Aim of the exercise
Lay out every line of the entries below as a Markdown table with the columns Row and Line. Number the lines in order and leave out any blank ones.

Material provided
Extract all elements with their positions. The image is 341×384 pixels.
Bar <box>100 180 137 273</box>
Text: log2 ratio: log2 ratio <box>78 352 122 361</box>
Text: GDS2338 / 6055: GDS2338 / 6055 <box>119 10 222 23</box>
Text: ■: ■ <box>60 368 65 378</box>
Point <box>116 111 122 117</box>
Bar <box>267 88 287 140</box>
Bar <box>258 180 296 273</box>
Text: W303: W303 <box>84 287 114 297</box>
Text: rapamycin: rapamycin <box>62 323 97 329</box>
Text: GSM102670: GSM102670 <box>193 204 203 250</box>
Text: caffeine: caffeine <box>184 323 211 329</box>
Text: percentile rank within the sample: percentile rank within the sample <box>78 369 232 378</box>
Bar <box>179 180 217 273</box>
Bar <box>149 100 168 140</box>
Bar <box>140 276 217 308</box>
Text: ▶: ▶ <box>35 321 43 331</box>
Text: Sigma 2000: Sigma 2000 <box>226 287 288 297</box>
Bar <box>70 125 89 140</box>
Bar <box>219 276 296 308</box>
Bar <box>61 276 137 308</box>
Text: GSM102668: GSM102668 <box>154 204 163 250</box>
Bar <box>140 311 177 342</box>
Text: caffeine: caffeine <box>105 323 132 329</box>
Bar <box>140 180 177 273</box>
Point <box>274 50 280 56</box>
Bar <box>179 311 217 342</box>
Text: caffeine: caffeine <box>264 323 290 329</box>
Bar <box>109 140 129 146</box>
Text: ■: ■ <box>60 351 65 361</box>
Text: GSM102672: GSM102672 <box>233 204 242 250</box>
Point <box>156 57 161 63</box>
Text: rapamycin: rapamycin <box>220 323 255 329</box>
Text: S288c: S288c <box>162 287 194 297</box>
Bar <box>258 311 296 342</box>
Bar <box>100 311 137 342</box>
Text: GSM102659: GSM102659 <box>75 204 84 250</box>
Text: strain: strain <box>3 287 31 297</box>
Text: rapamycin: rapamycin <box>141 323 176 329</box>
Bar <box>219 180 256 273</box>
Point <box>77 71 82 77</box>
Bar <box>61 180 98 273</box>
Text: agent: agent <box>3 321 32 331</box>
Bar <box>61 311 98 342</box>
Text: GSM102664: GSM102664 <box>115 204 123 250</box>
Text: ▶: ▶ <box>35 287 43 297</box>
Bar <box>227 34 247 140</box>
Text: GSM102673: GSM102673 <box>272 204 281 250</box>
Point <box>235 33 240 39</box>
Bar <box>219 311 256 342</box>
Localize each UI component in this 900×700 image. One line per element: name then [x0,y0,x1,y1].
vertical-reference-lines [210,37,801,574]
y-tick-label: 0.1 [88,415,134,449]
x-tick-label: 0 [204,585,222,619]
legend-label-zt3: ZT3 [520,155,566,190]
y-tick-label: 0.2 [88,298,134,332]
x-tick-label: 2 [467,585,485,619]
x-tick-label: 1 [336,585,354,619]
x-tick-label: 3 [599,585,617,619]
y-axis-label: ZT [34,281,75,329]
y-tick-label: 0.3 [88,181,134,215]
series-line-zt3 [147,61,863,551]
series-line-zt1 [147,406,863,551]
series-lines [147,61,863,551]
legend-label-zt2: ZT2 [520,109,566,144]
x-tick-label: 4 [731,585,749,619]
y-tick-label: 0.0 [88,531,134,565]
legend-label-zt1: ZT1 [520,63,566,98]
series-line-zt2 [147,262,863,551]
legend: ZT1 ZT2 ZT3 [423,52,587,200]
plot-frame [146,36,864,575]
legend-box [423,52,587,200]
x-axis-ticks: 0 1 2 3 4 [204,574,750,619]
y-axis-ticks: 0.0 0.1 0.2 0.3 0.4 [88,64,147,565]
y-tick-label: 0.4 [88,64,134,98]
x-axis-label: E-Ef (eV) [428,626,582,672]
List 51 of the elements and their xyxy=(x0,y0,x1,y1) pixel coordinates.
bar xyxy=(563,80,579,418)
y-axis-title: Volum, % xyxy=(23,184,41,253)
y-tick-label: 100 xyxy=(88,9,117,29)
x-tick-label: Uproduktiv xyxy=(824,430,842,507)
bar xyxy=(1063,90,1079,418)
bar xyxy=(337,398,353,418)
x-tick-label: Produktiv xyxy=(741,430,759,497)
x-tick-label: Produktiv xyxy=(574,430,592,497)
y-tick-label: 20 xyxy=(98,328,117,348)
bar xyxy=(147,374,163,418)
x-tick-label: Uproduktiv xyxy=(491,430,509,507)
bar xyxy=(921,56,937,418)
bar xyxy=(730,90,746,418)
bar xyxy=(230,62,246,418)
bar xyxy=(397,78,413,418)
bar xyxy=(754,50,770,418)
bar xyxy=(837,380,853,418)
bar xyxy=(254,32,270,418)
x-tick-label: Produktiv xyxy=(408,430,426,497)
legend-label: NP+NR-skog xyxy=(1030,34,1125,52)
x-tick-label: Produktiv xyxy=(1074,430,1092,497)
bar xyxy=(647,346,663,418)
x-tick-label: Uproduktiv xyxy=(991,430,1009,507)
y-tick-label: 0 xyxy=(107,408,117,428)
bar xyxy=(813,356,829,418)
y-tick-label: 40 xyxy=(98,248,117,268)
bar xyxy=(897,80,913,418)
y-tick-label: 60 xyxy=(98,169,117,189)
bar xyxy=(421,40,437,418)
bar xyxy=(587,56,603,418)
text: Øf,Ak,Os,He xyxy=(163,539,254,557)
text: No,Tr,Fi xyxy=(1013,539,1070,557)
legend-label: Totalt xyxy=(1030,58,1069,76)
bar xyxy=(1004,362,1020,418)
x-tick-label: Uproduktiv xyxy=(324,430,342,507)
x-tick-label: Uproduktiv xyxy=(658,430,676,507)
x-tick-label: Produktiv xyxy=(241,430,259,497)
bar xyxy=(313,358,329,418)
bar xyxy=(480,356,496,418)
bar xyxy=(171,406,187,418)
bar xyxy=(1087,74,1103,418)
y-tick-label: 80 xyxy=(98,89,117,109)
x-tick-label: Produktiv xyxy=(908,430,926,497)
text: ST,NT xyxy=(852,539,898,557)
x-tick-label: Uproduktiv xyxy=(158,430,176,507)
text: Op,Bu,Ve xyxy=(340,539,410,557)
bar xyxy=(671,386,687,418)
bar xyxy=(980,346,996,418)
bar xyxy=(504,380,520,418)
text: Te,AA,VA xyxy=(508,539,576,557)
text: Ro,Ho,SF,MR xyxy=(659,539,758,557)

Solved problem
| Row | Line |
|---|---|
| 1 | Extract all elements with their positions. The image is 341×384 pixels. |
| 2 | Bar <box>100 180 137 273</box> |
| 3 | Text: log2 ratio: log2 ratio <box>78 352 122 361</box> |
| 4 | Text: GDS2338 / 6055: GDS2338 / 6055 <box>119 10 222 23</box> |
| 5 | Text: ■: ■ <box>60 368 65 378</box> |
| 6 | Point <box>116 111 122 117</box> |
| 7 | Bar <box>267 88 287 140</box> |
| 8 | Bar <box>258 180 296 273</box> |
| 9 | Text: W303: W303 <box>84 287 114 297</box> |
| 10 | Text: rapamycin: rapamycin <box>62 323 97 329</box> |
| 11 | Text: GSM102670: GSM102670 <box>193 204 203 250</box> |
| 12 | Text: caffeine: caffeine <box>184 323 211 329</box> |
| 13 | Text: percentile rank within the sample: percentile rank within the sample <box>78 369 232 378</box> |
| 14 | Bar <box>179 180 217 273</box> |
| 15 | Bar <box>149 100 168 140</box> |
| 16 | Bar <box>140 276 217 308</box> |
| 17 | Text: ▶: ▶ <box>35 321 43 331</box> |
| 18 | Text: Sigma 2000: Sigma 2000 <box>226 287 288 297</box> |
| 19 | Bar <box>70 125 89 140</box> |
| 20 | Bar <box>219 276 296 308</box> |
| 21 | Bar <box>61 276 137 308</box> |
| 22 | Text: GSM102668: GSM102668 <box>154 204 163 250</box> |
| 23 | Bar <box>140 311 177 342</box> |
| 24 | Text: caffeine: caffeine <box>105 323 132 329</box> |
| 25 | Bar <box>140 180 177 273</box> |
| 26 | Point <box>274 50 280 56</box> |
| 27 | Bar <box>179 311 217 342</box> |
| 28 | Text: caffeine: caffeine <box>264 323 290 329</box> |
| 29 | Bar <box>109 140 129 146</box> |
| 30 | Text: ■: ■ <box>60 351 65 361</box> |
| 31 | Text: GSM102672: GSM102672 <box>233 204 242 250</box> |
| 32 | Point <box>156 57 161 63</box> |
| 33 | Text: rapamycin: rapamycin <box>220 323 255 329</box> |
| 34 | Text: S288c: S288c <box>162 287 194 297</box> |
| 35 | Bar <box>258 311 296 342</box> |
| 36 | Bar <box>100 311 137 342</box> |
| 37 | Text: GSM102659: GSM102659 <box>75 204 84 250</box> |
| 38 | Text: strain: strain <box>3 287 31 297</box> |
| 39 | Text: rapamycin: rapamycin <box>141 323 176 329</box> |
| 40 | Bar <box>219 180 256 273</box> |
| 41 | Point <box>77 71 82 77</box> |
| 42 | Bar <box>61 180 98 273</box> |
| 43 | Text: agent: agent <box>3 321 32 331</box> |
| 44 | Bar <box>61 311 98 342</box> |
| 45 | Text: GSM102664: GSM102664 <box>115 204 123 250</box> |
| 46 | Text: ▶: ▶ <box>35 287 43 297</box> |
| 47 | Bar <box>227 34 247 140</box> |
| 48 | Text: GSM102673: GSM102673 <box>272 204 281 250</box> |
| 49 | Point <box>235 33 240 39</box> |
| 50 | Bar <box>219 311 256 342</box> |
| 51 | Localize each UI component in this 900×700 image. One line per element: name then [x0,y0,x1,y1]. |
| 52 | vertical-reference-lines [210,37,801,574] |
| 53 | y-tick-label: 0.1 [88,415,134,449] |
| 54 | x-tick-label: 0 [204,585,222,619] |
| 55 | legend-label-zt3: ZT3 [520,155,566,190] |
| 56 | y-tick-label: 0.2 [88,298,134,332] |
| 57 | x-tick-label: 2 [467,585,485,619] |
| 58 | x-tick-label: 1 [336,585,354,619] |
| 59 | x-tick-label: 3 [599,585,617,619] |
| 60 | y-axis-label: ZT [34,281,75,329] |
| 61 | y-tick-label: 0.3 [88,181,134,215] |
| 62 | series-line-zt3 [147,61,863,551] |
| 63 | series-line-zt1 [147,406,863,551] |
| 64 | series-lines [147,61,863,551] |
| 65 | legend-label-zt2: ZT2 [520,109,566,144] |
| 66 | x-tick-label: 4 [731,585,749,619] |
| 67 | y-tick-label: 0.0 [88,531,134,565] |
| 68 | legend-label-zt1: ZT1 [520,63,566,98] |
| 69 | series-line-zt2 [147,262,863,551] |
| 70 | legend: ZT1 ZT2 ZT3 [423,52,587,200] |
| 71 | plot-frame [146,36,864,575] |
| 72 | legend-box [423,52,587,200] |
| 73 | x-axis-ticks: 0 1 2 3 4 [204,574,750,619] |
| 74 | y-axis-ticks: 0.0 0.1 0.2 0.3 0.4 [88,64,147,565] |
| 75 | y-tick-label: 0.4 [88,64,134,98] |
| 76 | x-axis-label: E-Ef (eV) [428,626,582,672] |
| 77 | List 51 of the elements and their xyxy=(x0,y0,x1,y1) pixel coordinates. |
| 78 | bar xyxy=(563,80,579,418) |
| 79 | y-axis-title: Volum, % xyxy=(23,184,41,253) |
| 80 | y-tick-label: 100 xyxy=(88,9,117,29) |
| 81 | x-tick-label: Uproduktiv xyxy=(824,430,842,507) |
| 82 | bar xyxy=(1063,90,1079,418) |
| 83 | bar xyxy=(337,398,353,418) |
| 84 | x-tick-label: Produktiv xyxy=(741,430,759,497) |
| 85 | x-tick-label: Produktiv xyxy=(574,430,592,497) |
| 86 | y-tick-label: 20 xyxy=(98,328,117,348) |
| 87 | bar xyxy=(147,374,163,418) |
| 88 | x-tick-label: Uproduktiv xyxy=(491,430,509,507) |
| 89 | bar xyxy=(921,56,937,418) |
| 90 | bar xyxy=(730,90,746,418) |
| 91 | bar xyxy=(230,62,246,418) |
| 92 | bar xyxy=(397,78,413,418) |
| 93 | bar xyxy=(754,50,770,418) |
| 94 | bar xyxy=(837,380,853,418) |
| 95 | bar xyxy=(254,32,270,418) |
| 96 | x-tick-label: Produktiv xyxy=(408,430,426,497) |
| 97 | legend-label: NP+NR-skog xyxy=(1030,34,1125,52) |
| 98 | x-tick-label: Produktiv xyxy=(1074,430,1092,497) |
| 99 | bar xyxy=(647,346,663,418) |
| 100 | x-tick-label: Uproduktiv xyxy=(991,430,1009,507) |
| 101 | y-tick-label: 0 xyxy=(107,408,117,428) |
| 102 | bar xyxy=(813,356,829,418) |
| 103 | y-tick-label: 40 xyxy=(98,248,117,268) |
| 104 | bar xyxy=(897,80,913,418) |
| 105 | y-tick-label: 60 xyxy=(98,169,117,189) |
| 106 | bar xyxy=(421,40,437,418) |
| 107 | bar xyxy=(587,56,603,418) |
| 108 | text: Øf,Ak,Os,He xyxy=(163,539,254,557) |
| 109 | text: No,Tr,Fi xyxy=(1013,539,1070,557) |
| 110 | legend-label: Totalt xyxy=(1030,58,1069,76) |
| 111 | bar xyxy=(1004,362,1020,418) |
| 112 | x-tick-label: Uproduktiv xyxy=(324,430,342,507) |
| 113 | x-tick-label: Uproduktiv xyxy=(658,430,676,507) |
| 114 | x-tick-label: Produktiv xyxy=(241,430,259,497) |
| 115 | bar xyxy=(313,358,329,418) |
| 116 | bar xyxy=(480,356,496,418) |
| 117 | bar xyxy=(171,406,187,418) |
| 118 | bar xyxy=(1087,74,1103,418) |
| 119 | y-tick-label: 80 xyxy=(98,89,117,109) |
| 120 | x-tick-label: Produktiv xyxy=(908,430,926,497) |
| 121 | text: ST,NT xyxy=(852,539,898,557) |
| 122 | x-tick-label: Uproduktiv xyxy=(158,430,176,507) |
| 123 | text: Op,Bu,Ve xyxy=(340,539,410,557) |
| 124 | bar xyxy=(671,386,687,418) |
| 125 | bar xyxy=(980,346,996,418) |
| 126 | bar xyxy=(504,380,520,418) |
| 127 | text: Te,AA,VA xyxy=(508,539,576,557) |
| 128 | text: Ro,Ho,SF,MR xyxy=(659,539,758,557) |